**EXERCISE GOAL**
Copy each of the records below verbatim, line for line, with no changes.

**DATA PROVIDED**
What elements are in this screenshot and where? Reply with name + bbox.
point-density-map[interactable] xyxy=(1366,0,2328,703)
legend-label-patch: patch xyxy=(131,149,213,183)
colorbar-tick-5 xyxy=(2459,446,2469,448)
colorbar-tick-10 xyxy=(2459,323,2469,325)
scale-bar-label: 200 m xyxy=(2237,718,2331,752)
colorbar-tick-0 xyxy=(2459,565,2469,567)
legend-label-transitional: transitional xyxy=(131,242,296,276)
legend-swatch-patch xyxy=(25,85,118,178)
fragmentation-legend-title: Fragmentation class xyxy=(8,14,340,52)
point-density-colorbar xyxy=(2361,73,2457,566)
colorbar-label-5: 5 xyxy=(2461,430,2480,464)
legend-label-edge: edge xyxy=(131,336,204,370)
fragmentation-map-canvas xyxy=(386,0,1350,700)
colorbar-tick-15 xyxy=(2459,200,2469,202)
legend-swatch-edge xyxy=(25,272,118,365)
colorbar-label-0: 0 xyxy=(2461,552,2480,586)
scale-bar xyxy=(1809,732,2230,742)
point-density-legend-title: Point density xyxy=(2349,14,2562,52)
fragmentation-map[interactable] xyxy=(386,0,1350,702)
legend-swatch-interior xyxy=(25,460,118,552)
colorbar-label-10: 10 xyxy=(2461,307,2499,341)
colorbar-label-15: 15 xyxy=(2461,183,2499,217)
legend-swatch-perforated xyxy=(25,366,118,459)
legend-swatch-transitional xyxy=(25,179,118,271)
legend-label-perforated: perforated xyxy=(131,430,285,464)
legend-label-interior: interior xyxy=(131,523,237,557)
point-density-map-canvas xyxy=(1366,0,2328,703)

**FINAL RESULT**
What elements are in this screenshot and where? Reply with name + bbox.
point-density-map[interactable] xyxy=(1366,0,2328,703)
legend-label-patch: patch xyxy=(131,149,213,183)
colorbar-tick-5 xyxy=(2459,446,2469,448)
colorbar-tick-10 xyxy=(2459,323,2469,325)
scale-bar-label: 200 m xyxy=(2237,718,2331,752)
colorbar-tick-0 xyxy=(2459,565,2469,567)
legend-label-transitional: transitional xyxy=(131,242,296,276)
legend-swatch-patch xyxy=(25,85,118,178)
fragmentation-legend-title: Fragmentation class xyxy=(8,14,340,52)
point-density-colorbar xyxy=(2361,73,2457,566)
colorbar-label-5: 5 xyxy=(2461,430,2480,464)
legend-label-edge: edge xyxy=(131,336,204,370)
fragmentation-map-canvas xyxy=(386,0,1350,700)
colorbar-tick-15 xyxy=(2459,200,2469,202)
legend-swatch-edge xyxy=(25,272,118,365)
colorbar-label-0: 0 xyxy=(2461,552,2480,586)
scale-bar xyxy=(1809,732,2230,742)
point-density-legend-title: Point density xyxy=(2349,14,2562,52)
fragmentation-map[interactable] xyxy=(386,0,1350,702)
legend-swatch-interior xyxy=(25,460,118,552)
colorbar-label-10: 10 xyxy=(2461,307,2499,341)
colorbar-label-15: 15 xyxy=(2461,183,2499,217)
legend-swatch-perforated xyxy=(25,366,118,459)
legend-swatch-transitional xyxy=(25,179,118,271)
legend-label-perforated: perforated xyxy=(131,430,285,464)
legend-label-interior: interior xyxy=(131,523,237,557)
point-density-map-canvas xyxy=(1366,0,2328,703)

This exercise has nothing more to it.